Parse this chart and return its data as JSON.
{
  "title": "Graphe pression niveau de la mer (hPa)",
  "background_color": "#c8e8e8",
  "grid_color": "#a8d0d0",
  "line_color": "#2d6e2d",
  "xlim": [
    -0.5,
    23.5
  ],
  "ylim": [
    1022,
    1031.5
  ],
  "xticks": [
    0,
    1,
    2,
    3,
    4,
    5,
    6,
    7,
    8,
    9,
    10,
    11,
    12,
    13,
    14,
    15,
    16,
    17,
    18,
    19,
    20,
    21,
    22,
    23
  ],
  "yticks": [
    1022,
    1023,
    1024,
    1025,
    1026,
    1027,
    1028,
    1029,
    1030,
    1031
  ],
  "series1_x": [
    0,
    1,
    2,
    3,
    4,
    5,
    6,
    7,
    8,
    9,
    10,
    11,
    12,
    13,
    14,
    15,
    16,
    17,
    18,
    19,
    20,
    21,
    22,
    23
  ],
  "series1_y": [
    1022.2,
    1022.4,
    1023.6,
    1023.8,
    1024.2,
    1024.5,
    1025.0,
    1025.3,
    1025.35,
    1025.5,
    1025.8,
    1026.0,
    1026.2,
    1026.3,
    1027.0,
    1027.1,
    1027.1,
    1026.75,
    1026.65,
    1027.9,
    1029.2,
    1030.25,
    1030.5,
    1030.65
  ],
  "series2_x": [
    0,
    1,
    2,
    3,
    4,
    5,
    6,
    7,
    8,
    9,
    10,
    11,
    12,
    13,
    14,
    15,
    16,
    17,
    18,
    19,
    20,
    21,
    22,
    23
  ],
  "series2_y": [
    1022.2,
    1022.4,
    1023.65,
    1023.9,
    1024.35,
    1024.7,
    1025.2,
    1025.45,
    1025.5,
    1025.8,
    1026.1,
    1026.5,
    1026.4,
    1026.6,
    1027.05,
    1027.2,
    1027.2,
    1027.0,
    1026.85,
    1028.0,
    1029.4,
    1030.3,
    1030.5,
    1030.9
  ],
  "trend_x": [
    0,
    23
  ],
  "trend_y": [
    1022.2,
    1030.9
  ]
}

────────────────────

=== What is being asked ===
Without changing a word, restate the whole listing.

=== Full answer ===
Parse this chart and return its data as JSON.
{
  "title": "Graphe pression niveau de la mer (hPa)",
  "background_color": "#c8e8e8",
  "grid_color": "#a8d0d0",
  "line_color": "#2d6e2d",
  "xlim": [
    -0.5,
    23.5
  ],
  "ylim": [
    1022,
    1031.5
  ],
  "xticks": [
    0,
    1,
    2,
    3,
    4,
    5,
    6,
    7,
    8,
    9,
    10,
    11,
    12,
    13,
    14,
    15,
    16,
    17,
    18,
    19,
    20,
    21,
    22,
    23
  ],
  "yticks": [
    1022,
    1023,
    1024,
    1025,
    1026,
    1027,
    1028,
    1029,
    1030,
    1031
  ],
  "series1_x": [
    0,
    1,
    2,
    3,
    4,
    5,
    6,
    7,
    8,
    9,
    10,
    11,
    12,
    13,
    14,
    15,
    16,
    17,
    18,
    19,
    20,
    21,
    22,
    23
  ],
  "series1_y": [
    1022.2,
    1022.4,
    1023.6,
    1023.8,
    1024.2,
    1024.5,
    1025.0,
    1025.3,
    1025.35,
    1025.5,
    1025.8,
    1026.0,
    1026.2,
    1026.3,
    1027.0,
    1027.1,
    1027.1,
    1026.75,
    1026.65,
    1027.9,
    1029.2,
    1030.25,
    1030.5,
    1030.65
  ],
  "series2_x": [
    0,
    1,
    2,
    3,
    4,
    5,
    6,
    7,
    8,
    9,
    10,
    11,
    12,
    13,
    14,
    15,
    16,
    17,
    18,
    19,
    20,
    21,
    22,
    23
  ],
  "series2_y": [
    1022.2,
    1022.4,
    1023.65,
    1023.9,
    1024.35,
    1024.7,
    1025.2,
    1025.45,
    1025.5,
    1025.8,
    1026.1,
    1026.5,
    1026.4,
    1026.6,
    1027.05,
    1027.2,
    1027.2,
    1027.0,
    1026.85,
    1028.0,
    1029.4,
    1030.3,
    1030.5,
    1030.9
  ],
  "trend_x": [
    0,
    23
  ],
  "trend_y": [
    1022.2,
    1030.9
  ]
}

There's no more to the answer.